Set exercise: Copy out the listing that follows, exact in every word, and skip the images.

Data lines:

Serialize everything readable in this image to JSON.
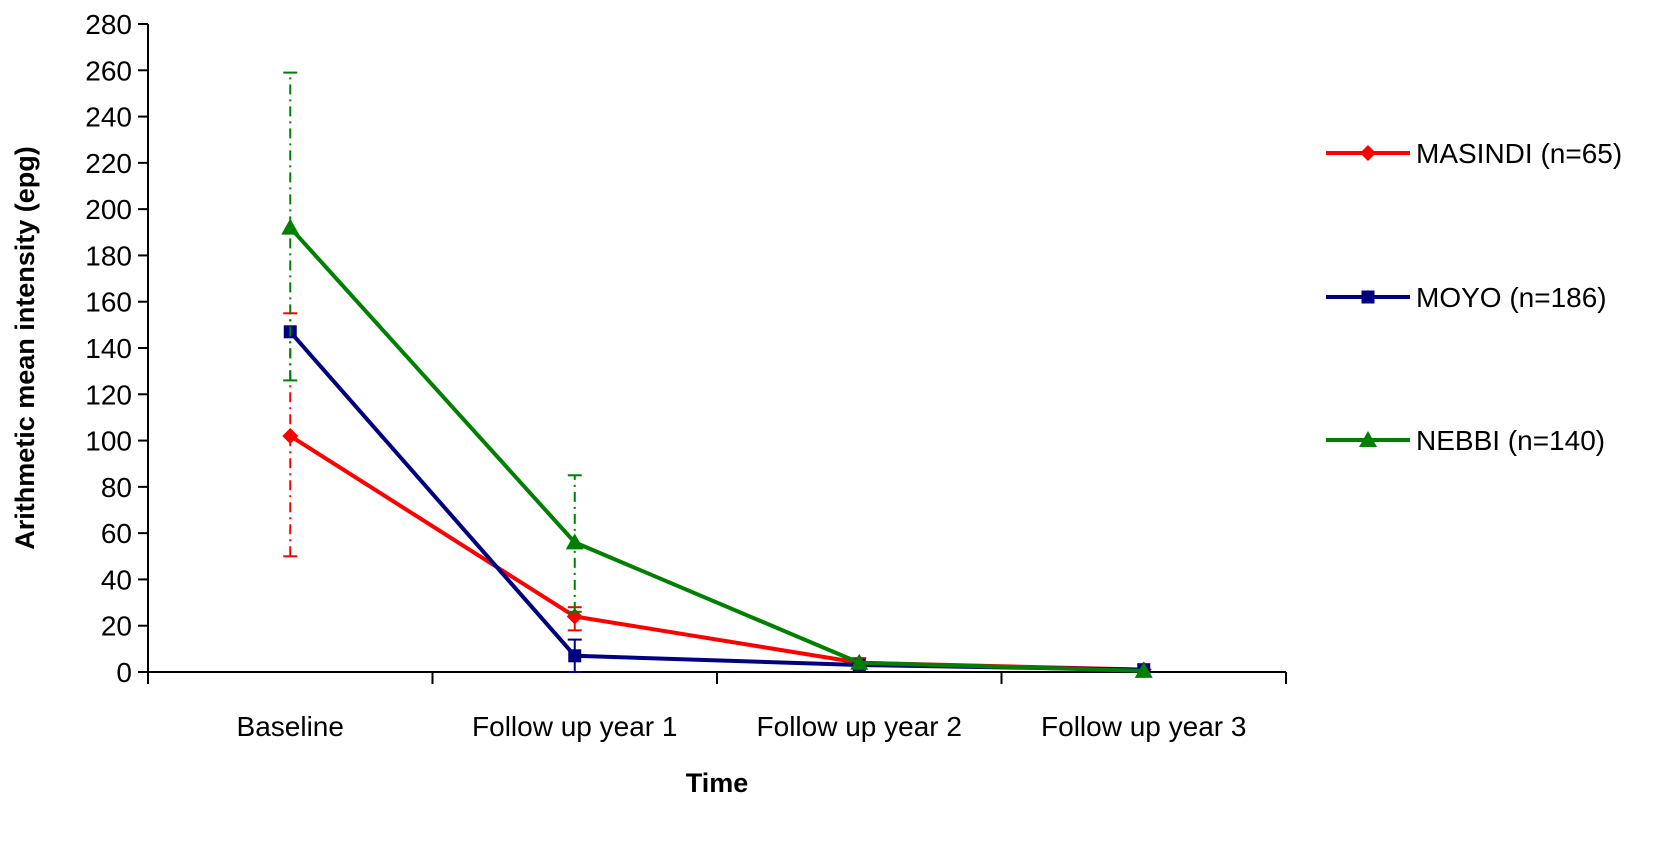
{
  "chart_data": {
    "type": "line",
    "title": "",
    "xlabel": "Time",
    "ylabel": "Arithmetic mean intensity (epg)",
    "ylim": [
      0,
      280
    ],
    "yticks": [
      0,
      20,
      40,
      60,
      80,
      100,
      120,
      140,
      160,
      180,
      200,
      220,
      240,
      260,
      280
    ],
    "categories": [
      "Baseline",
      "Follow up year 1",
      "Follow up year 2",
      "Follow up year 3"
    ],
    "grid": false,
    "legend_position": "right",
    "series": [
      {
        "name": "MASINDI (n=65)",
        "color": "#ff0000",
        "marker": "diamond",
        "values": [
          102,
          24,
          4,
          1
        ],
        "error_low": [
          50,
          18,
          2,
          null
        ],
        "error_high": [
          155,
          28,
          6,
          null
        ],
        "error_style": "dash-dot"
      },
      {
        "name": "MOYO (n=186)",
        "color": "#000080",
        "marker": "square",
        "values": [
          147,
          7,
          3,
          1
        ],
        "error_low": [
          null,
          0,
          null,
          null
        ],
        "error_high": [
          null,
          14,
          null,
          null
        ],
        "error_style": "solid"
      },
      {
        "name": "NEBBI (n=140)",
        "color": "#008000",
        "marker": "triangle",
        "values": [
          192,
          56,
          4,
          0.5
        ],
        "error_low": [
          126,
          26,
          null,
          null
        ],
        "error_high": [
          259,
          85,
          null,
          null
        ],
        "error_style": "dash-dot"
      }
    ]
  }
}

Finished exercise:
Serialize everything readable in this image to JSON.
{
  "chart_data": {
    "type": "line",
    "title": "",
    "xlabel": "Time",
    "ylabel": "Arithmetic mean intensity (epg)",
    "ylim": [
      0,
      280
    ],
    "yticks": [
      0,
      20,
      40,
      60,
      80,
      100,
      120,
      140,
      160,
      180,
      200,
      220,
      240,
      260,
      280
    ],
    "categories": [
      "Baseline",
      "Follow up year 1",
      "Follow up year 2",
      "Follow up year 3"
    ],
    "grid": false,
    "legend_position": "right",
    "series": [
      {
        "name": "MASINDI (n=65)",
        "color": "#ff0000",
        "marker": "diamond",
        "values": [
          102,
          24,
          4,
          1
        ],
        "error_low": [
          50,
          18,
          2,
          null
        ],
        "error_high": [
          155,
          28,
          6,
          null
        ],
        "error_style": "dash-dot"
      },
      {
        "name": "MOYO (n=186)",
        "color": "#000080",
        "marker": "square",
        "values": [
          147,
          7,
          3,
          1
        ],
        "error_low": [
          null,
          0,
          null,
          null
        ],
        "error_high": [
          null,
          14,
          null,
          null
        ],
        "error_style": "solid"
      },
      {
        "name": "NEBBI (n=140)",
        "color": "#008000",
        "marker": "triangle",
        "values": [
          192,
          56,
          4,
          0.5
        ],
        "error_low": [
          126,
          26,
          null,
          null
        ],
        "error_high": [
          259,
          85,
          null,
          null
        ],
        "error_style": "dash-dot"
      }
    ]
  }
}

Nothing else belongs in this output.